• [Qué hacer]
- 1) Según el texto sobre las novelas de Ishiguro, ¿en qué lugar y época cae la niebla de The Buried Giant?
- 2) Prosigue el texto sobre las novelas de Ishiguro a partir de su última oración.

• [Texto de estudio]
◇ ◇ ◇ ◇
Sabido es, a propósito de películas, que la narrativa de Ishiguro ha seducido al cine desde
The Remains of the Day (James Ivory, 1993). Un caso más reciente es el de Never let me
go (Mark Romanek, 2010, basada en la novela homónima publicada por primera vez en
Londres en el 2005 y en castellano por Anagrama, con el título de Nunca me abandones, en
el 2011), película que vi sin saber que había una novela detrás. Solo una vez descubierta esa
novela, despistado espectador que fui, en los créditos finales reconocí un motivo familiar
presente en otro libro, del 2015, también de Ishiguro, The Buried Giant (Nueva York,
Alfred A. Knopf, 2015, 317 pp.; en español, El gigante enterrado, Anagrama, 2016).
En The Buried Giant, una niebla física y más que física –mental, moral, metafísica, si se
quiere– cae sobre la Gran Bretaña del siglo VI nublando los recuerdos de sus habitantes. En
la corte deambula el envejecido sobrino del rey Arturo, Sir Gawain, espectro de una época
pasada mientras la niebla deshace lentamente su cerebro y su conciencia y lo lleva al delirio
y la locura. Hay monjes locos, dragones, cabras, aldeas, criptas y montañas, pero sobre todo
niebla. Ishiguro hace que la sientas. Oscurece lo que ocurre, lo hace indistinto y engañoso,
vuelve confuso y traicionero el mundo. Llena de extraviados y de buscadores, The Buried
Giant es una novela de garabatos, de seres totalmente o en parte idos y borrados. (Aunque,
claro, toda falta manifiesta la vacancia de un puesto, deja un rastro, abre un vacío en el que
algo se puede revelar; por eso, avanzamos en la oscuridad de un relato sobre la experiencia
de no saber entre siniestros presagios del retorno de la memoria perdida.)
En Never let me go, una suerte de supuesta alteridad ontológica justifica toda explotación,
lo cual no tiene tanto de literatura distópica o fantástica como uno desearía, por supuesto.
Tampoco es fantasioso que los tres personajes principales no piensen en sí mismos como
injustamente tratados. Hijos del orden social que los veja, los principios de este, el único
que conocen, les parecen naturales. El motivo del no saber, de la ceguera que en The Buried
Giant era fruto de la niebla, es aquí tan decisivo que incluso cuando los personajes hallan
indicios de que la aparentemente amable superficie de sus días estudiantiles oculta otro lado
de la realidad, nunca llegan a ver lo que para el lector se va haciendo evidente, como si algo
en ellos, secretamente, lo evitara. Llega así la ficción a lugares que la razón teme. Seres
humanos reducidos a almacenes de repuestos en un mundo que te da gato por liebre.
◇ ◇ ◇ ◇
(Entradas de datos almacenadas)
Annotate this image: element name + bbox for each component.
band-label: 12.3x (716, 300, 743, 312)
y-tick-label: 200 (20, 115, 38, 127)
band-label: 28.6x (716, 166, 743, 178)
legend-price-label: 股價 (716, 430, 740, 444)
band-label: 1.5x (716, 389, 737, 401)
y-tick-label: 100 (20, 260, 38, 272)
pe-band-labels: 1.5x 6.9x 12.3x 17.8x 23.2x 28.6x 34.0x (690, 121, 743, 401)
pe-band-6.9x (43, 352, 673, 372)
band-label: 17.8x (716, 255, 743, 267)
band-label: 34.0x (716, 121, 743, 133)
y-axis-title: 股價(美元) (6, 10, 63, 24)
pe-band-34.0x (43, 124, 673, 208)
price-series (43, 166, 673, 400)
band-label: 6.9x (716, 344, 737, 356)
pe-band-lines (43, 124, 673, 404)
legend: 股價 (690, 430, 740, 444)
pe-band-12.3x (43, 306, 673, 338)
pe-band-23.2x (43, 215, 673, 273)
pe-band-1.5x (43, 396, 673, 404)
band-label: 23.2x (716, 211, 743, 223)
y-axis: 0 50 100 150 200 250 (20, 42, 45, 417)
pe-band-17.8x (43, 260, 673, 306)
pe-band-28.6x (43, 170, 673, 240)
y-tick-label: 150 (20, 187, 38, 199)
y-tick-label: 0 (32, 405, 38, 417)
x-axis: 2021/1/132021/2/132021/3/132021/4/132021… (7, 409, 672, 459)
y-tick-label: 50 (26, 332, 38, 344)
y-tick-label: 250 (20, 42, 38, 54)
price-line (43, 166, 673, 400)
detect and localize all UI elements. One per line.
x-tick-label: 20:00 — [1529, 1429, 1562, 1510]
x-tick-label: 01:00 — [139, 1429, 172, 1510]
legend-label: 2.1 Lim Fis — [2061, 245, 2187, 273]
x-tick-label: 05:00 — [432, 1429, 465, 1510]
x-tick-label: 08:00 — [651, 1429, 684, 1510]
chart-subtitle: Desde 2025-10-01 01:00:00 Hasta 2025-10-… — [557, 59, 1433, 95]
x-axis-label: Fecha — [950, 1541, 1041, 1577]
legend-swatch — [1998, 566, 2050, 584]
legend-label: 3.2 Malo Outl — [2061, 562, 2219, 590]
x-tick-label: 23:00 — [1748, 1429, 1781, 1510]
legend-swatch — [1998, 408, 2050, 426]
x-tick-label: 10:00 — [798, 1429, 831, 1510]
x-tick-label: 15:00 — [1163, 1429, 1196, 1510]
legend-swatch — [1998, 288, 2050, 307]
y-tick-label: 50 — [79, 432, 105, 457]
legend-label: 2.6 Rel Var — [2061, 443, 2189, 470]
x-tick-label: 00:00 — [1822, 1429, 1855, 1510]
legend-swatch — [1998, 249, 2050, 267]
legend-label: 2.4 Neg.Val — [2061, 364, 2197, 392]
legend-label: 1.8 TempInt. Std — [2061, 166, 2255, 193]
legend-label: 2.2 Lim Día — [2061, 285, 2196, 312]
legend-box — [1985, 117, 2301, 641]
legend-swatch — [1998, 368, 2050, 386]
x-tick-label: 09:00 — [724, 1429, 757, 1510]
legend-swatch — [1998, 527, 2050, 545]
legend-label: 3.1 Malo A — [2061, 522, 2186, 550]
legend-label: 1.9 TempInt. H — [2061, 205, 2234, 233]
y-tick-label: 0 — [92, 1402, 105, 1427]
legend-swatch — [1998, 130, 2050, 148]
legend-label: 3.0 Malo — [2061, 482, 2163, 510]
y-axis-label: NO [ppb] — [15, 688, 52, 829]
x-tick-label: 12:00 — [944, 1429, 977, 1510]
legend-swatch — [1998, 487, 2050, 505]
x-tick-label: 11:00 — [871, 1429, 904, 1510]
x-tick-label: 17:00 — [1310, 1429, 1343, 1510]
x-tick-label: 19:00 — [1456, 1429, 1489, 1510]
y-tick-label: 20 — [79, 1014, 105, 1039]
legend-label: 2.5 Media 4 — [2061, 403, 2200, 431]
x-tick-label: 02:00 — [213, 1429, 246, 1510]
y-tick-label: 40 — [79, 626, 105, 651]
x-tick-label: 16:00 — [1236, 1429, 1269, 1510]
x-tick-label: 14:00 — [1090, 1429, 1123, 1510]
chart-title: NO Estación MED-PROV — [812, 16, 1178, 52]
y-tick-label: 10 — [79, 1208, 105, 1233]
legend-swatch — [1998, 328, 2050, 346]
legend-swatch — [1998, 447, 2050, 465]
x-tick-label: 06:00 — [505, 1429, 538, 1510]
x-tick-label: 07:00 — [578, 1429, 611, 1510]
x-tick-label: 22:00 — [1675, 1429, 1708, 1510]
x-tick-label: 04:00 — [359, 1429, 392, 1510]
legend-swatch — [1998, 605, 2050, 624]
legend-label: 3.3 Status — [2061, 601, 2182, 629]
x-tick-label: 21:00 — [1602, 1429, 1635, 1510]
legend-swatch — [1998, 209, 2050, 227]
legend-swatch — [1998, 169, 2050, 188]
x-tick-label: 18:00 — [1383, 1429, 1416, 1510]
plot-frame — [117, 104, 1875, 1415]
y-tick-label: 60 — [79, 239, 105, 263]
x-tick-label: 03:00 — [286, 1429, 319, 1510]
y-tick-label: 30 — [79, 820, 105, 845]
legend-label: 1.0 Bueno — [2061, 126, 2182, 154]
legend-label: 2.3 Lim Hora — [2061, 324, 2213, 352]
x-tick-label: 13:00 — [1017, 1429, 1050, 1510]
◇ ◇ ◇ ◇
• [Respuestas del ejercicio]
- 1) Sobre la Gran Bretaña del siglo VI.

- 2)
Nuestro mundo está hecho de fatalidades parejas a esta, mundo integrado por repuestos,
unidades de fuerza de trabajo, células perpetuadoras del único orden social admisible,
productores y reproductores de más reproductores y productores, de más trabajadores y
piezas desechables, materia consumida y escupida cuando se le ha exprimido todo jugo. No
estamos, al cabo, tan lejos de esa vida triste, breve y trágica de la que pensaba Hobbes que
nos rescataría por contrato social el Estado, el Leviatán; pero cuanto escapa a la mirada de
la clara consciencia brilla a veces en la penumbra de las ficciones –según sabe Ishiguro–
como algo imposible –el rostro de Medusa– de ser visto directamente sin petrificación y
cuyos indicios se revelan en zonas de niebla, en esquinas en sombra. Pues, aun cuando
Hobbes no haya, suponemos, elegido totalmente a sabiendas su metáfora, el Leviatán es un
monstruo.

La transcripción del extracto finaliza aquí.